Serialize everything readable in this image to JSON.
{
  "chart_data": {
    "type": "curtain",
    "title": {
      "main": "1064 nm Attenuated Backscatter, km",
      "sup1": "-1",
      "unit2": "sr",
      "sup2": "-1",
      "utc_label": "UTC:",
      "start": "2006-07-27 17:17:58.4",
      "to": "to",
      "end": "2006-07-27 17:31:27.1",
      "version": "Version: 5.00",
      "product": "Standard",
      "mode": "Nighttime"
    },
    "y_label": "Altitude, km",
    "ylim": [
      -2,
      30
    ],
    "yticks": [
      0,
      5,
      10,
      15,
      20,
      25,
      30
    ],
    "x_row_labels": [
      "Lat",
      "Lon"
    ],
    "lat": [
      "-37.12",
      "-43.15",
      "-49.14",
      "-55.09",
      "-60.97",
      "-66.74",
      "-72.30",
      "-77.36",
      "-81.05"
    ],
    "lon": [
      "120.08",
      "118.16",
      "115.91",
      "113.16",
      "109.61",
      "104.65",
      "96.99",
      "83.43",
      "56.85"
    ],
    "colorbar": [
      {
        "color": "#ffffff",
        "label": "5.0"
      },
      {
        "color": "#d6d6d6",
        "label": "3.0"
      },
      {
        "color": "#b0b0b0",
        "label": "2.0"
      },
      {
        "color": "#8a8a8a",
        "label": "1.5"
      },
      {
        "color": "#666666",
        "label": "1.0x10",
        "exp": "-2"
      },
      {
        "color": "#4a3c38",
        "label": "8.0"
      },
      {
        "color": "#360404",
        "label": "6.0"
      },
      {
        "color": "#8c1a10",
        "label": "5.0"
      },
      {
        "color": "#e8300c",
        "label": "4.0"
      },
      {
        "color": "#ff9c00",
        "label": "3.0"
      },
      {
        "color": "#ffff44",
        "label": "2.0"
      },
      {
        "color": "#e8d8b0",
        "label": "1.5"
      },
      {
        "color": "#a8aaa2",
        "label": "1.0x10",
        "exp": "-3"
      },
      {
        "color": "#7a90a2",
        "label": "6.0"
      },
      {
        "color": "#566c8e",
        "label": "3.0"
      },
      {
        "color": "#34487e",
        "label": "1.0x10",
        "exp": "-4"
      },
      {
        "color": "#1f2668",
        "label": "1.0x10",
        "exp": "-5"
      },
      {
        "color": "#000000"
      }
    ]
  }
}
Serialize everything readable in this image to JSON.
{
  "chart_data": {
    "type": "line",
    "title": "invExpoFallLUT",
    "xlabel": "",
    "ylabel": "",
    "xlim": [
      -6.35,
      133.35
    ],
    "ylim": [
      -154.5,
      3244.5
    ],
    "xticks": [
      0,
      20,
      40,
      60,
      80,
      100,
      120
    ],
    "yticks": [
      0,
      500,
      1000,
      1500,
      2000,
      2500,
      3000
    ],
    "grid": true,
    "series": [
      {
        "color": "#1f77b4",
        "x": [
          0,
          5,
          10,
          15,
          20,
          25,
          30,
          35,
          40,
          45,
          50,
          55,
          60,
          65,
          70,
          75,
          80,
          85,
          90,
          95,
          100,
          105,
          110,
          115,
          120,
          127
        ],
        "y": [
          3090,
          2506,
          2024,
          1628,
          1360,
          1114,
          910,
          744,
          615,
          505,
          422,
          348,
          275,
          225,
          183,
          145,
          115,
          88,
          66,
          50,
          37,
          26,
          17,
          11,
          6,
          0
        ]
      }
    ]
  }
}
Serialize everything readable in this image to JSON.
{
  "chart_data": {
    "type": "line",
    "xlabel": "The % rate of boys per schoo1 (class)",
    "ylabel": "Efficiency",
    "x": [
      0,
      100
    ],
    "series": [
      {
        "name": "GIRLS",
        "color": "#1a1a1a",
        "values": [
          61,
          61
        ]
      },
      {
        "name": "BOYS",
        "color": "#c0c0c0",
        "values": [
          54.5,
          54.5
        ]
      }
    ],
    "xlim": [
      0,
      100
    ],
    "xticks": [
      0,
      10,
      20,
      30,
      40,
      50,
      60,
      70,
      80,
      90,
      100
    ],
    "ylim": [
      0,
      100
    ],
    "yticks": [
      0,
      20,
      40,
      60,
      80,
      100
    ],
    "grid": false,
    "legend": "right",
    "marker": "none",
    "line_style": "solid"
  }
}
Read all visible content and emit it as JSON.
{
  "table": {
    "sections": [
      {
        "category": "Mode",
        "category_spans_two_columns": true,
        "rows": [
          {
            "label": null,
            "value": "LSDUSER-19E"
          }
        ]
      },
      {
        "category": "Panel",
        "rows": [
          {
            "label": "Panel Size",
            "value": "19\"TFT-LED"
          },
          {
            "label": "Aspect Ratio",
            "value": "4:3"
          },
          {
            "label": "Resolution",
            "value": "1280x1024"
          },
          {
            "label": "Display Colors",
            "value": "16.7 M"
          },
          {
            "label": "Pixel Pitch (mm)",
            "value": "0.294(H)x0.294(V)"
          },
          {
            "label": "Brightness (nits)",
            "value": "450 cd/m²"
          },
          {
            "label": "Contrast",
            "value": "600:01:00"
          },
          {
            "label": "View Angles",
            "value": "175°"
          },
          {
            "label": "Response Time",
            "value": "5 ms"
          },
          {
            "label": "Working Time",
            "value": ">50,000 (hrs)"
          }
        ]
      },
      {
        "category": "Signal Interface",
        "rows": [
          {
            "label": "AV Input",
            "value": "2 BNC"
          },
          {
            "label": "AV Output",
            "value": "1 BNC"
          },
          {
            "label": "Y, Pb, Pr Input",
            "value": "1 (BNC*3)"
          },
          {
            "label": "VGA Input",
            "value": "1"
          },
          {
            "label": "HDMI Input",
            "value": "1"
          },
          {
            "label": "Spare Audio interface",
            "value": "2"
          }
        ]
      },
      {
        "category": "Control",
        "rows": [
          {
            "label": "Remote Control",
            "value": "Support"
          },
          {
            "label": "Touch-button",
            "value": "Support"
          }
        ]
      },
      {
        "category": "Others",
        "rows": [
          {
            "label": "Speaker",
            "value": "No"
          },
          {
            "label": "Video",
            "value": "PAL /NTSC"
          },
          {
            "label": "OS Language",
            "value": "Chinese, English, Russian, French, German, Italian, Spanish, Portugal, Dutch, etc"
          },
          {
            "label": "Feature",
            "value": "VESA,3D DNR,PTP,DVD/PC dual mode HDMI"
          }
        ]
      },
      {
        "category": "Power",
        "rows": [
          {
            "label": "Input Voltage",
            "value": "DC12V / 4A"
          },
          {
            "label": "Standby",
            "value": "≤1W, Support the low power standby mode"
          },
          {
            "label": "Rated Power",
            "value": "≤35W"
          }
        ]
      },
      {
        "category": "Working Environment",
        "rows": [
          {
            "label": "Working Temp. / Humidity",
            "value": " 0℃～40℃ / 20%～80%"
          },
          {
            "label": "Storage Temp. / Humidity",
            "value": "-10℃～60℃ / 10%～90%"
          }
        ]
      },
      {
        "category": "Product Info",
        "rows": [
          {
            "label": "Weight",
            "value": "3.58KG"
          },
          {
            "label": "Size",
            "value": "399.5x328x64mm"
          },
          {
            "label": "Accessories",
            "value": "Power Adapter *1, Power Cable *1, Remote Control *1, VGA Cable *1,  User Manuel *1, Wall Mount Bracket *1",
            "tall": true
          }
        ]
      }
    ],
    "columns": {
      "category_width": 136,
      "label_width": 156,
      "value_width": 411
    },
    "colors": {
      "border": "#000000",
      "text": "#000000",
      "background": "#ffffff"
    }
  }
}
------------------------------------------------
Written request: From the records above, extract every line exactly as it stands.

Worked answer:
Serialize everything readable in this image to JSON.
{
  "chart_data": {
    "type": "curtain",
    "title": {
      "main": "1064 nm Attenuated Backscatter, km",
      "sup1": "-1",
      "unit2": "sr",
      "sup2": "-1",
      "utc_label": "UTC:",
      "start": "2006-07-27 17:17:58.4",
      "to": "to",
      "end": "2006-07-27 17:31:27.1",
      "version": "Version: 5.00",
      "product": "Standard",
      "mode": "Nighttime"
    },
    "y_label": "Altitude, km",
    "ylim": [
      -2,
      30
    ],
    "yticks": [
      0,
      5,
      10,
      15,
      20,
      25,
      30
    ],
    "x_row_labels": [
      "Lat",
      "Lon"
    ],
    "lat": [
      "-37.12",
      "-43.15",
      "-49.14",
      "-55.09",
      "-60.97",
      "-66.74",
      "-72.30",
      "-77.36",
      "-81.05"
    ],
    "lon": [
      "120.08",
      "118.16",
      "115.91",
      "113.16",
      "109.61",
      "104.65",
      "96.99",
      "83.43",
      "56.85"
    ],
    "colorbar": [
      {
        "color": "#ffffff",
        "label": "5.0"
      },
      {
        "color": "#d6d6d6",
        "label": "3.0"
      },
      {
        "color": "#b0b0b0",
        "label": "2.0"
      },
      {
        "color": "#8a8a8a",
        "label": "1.5"
      },
      {
        "color": "#666666",
        "label": "1.0x10",
        "exp": "-2"
      },
      {
        "color": "#4a3c38",
        "label": "8.0"
      },
      {
        "color": "#360404",
        "label": "6.0"
      },
      {
        "color": "#8c1a10",
        "label": "5.0"
      },
      {
        "color": "#e8300c",
        "label": "4.0"
      },
      {
        "color": "#ff9c00",
        "label": "3.0"
      },
      {
        "color": "#ffff44",
        "label": "2.0"
      },
      {
        "color": "#e8d8b0",
        "label": "1.5"
      },
      {
        "color": "#a8aaa2",
        "label": "1.0x10",
        "exp": "-3"
      },
      {
        "color": "#7a90a2",
        "label": "6.0"
      },
      {
        "color": "#566c8e",
        "label": "3.0"
      },
      {
        "color": "#34487e",
        "label": "1.0x10",
        "exp": "-4"
      },
      {
        "color": "#1f2668",
        "label": "1.0x10",
        "exp": "-5"
      },
      {
        "color": "#000000"
      }
    ]
  }
}
Serialize everything readable in this image to JSON.
{
  "chart_data": {
    "type": "line",
    "title": "invExpoFallLUT",
    "xlabel": "",
    "ylabel": "",
    "xlim": [
      -6.35,
      133.35
    ],
    "ylim": [
      -154.5,
      3244.5
    ],
    "xticks": [
      0,
      20,
      40,
      60,
      80,
      100,
      120
    ],
    "yticks": [
      0,
      500,
      1000,
      1500,
      2000,
      2500,
      3000
    ],
    "grid": true,
    "series": [
      {
        "color": "#1f77b4",
        "x": [
          0,
          5,
          10,
          15,
          20,
          25,
          30,
          35,
          40,
          45,
          50,
          55,
          60,
          65,
          70,
          75,
          80,
          85,
          90,
          95,
          100,
          105,
          110,
          115,
          120,
          127
        ],
        "y": [
          3090,
          2506,
          2024,
          1628,
          1360,
          1114,
          910,
          744,
          615,
          505,
          422,
          348,
          275,
          225,
          183,
          145,
          115,
          88,
          66,
          50,
          37,
          26,
          17,
          11,
          6,
          0
        ]
      }
    ]
  }
}
Serialize everything readable in this image to JSON.
{
  "chart_data": {
    "type": "line",
    "xlabel": "The % rate of boys per schoo1 (class)",
    "ylabel": "Efficiency",
    "x": [
      0,
      100
    ],
    "series": [
      {
        "name": "GIRLS",
        "color": "#1a1a1a",
        "values": [
          61,
          61
        ]
      },
      {
        "name": "BOYS",
        "color": "#c0c0c0",
        "values": [
          54.5,
          54.5
        ]
      }
    ],
    "xlim": [
      0,
      100
    ],
    "xticks": [
      0,
      10,
      20,
      30,
      40,
      50,
      60,
      70,
      80,
      90,
      100
    ],
    "ylim": [
      0,
      100
    ],
    "yticks": [
      0,
      20,
      40,
      60,
      80,
      100
    ],
    "grid": false,
    "legend": "right",
    "marker": "none",
    "line_style": "solid"
  }
}
Read all visible content and emit it as JSON.
{
  "table": {
    "sections": [
      {
        "category": "Mode",
        "category_spans_two_columns": true,
        "rows": [
          {
            "label": null,
            "value": "LSDUSER-19E"
          }
        ]
      },
      {
        "category": "Panel",
        "rows": [
          {
            "label": "Panel Size",
            "value": "19\"TFT-LED"
          },
          {
            "label": "Aspect Ratio",
            "value": "4:3"
          },
          {
            "label": "Resolution",
            "value": "1280x1024"
          },
          {
            "label": "Display Colors",
            "value": "16.7 M"
          },
          {
            "label": "Pixel Pitch (mm)",
            "value": "0.294(H)x0.294(V)"
          },
          {
            "label": "Brightness (nits)",
            "value": "450 cd/m²"
          },
          {
            "label": "Contrast",
            "value": "600:01:00"
          },
          {
            "label": "View Angles",
            "value": "175°"
          },
          {
            "label": "Response Time",
            "value": "5 ms"
          },
          {
            "label": "Working Time",
            "value": ">50,000 (hrs)"
          }
        ]
      },
      {
        "category": "Signal Interface",
        "rows": [
          {
            "label": "AV Input",
            "value": "2 BNC"
          },
          {
            "label": "AV Output",
            "value": "1 BNC"
          },
          {
            "label": "Y, Pb, Pr Input",
            "value": "1 (BNC*3)"
          },
          {
            "label": "VGA Input",
            "value": "1"
          },
          {
            "label": "HDMI Input",
            "value": "1"
          },
          {
            "label": "Spare Audio interface",
            "value": "2"
          }
        ]
      },
      {
        "category": "Control",
        "rows": [
          {
            "label": "Remote Control",
            "value": "Support"
          },
          {
            "label": "Touch-button",
            "value": "Support"
          }
        ]
      },
      {
        "category": "Others",
        "rows": [
          {
            "label": "Speaker",
            "value": "No"
          },
          {
            "label": "Video",
            "value": "PAL /NTSC"
          },
          {
            "label": "OS Language",
            "value": "Chinese, English, Russian, French, German, Italian, Spanish, Portugal, Dutch, etc"
          },
          {
            "label": "Feature",
            "value": "VESA,3D DNR,PTP,DVD/PC dual mode HDMI"
          }
        ]
      },
      {
        "category": "Power",
        "rows": [
          {
            "label": "Input Voltage",
            "value": "DC12V / 4A"
          },
          {
            "label": "Standby",
            "value": "≤1W, Support the low power standby mode"
          },
          {
            "label": "Rated Power",
            "value": "≤35W"
          }
        ]
      },
      {
        "category": "Working Environment",
        "rows": [
          {
            "label": "Working Temp. / Humidity",
            "value": " 0℃～40℃ / 20%～80%"
          },
          {
            "label": "Storage Temp. / Humidity",
            "value": "-10℃～60℃ / 10%～90%"
          }
        ]
      },
      {
        "category": "Product Info",
        "rows": [
          {
            "label": "Weight",
            "value": "3.58KG"
          },
          {
            "label": "Size",
            "value": "399.5x328x64mm"
          },
          {
            "label": "Accessories",
            "value": "Power Adapter *1, Power Cable *1, Remote Control *1, VGA Cable *1,  User Manuel *1, Wall Mount Bracket *1",
            "tall": true
          }
        ]
      }
    ],
    "columns": {
      "category_width": 136,
      "label_width": 156,
      "value_width": 411
    },
    "colors": {
      "border": "#000000",
      "text": "#000000",
      "background": "#ffffff"
    }
  }
}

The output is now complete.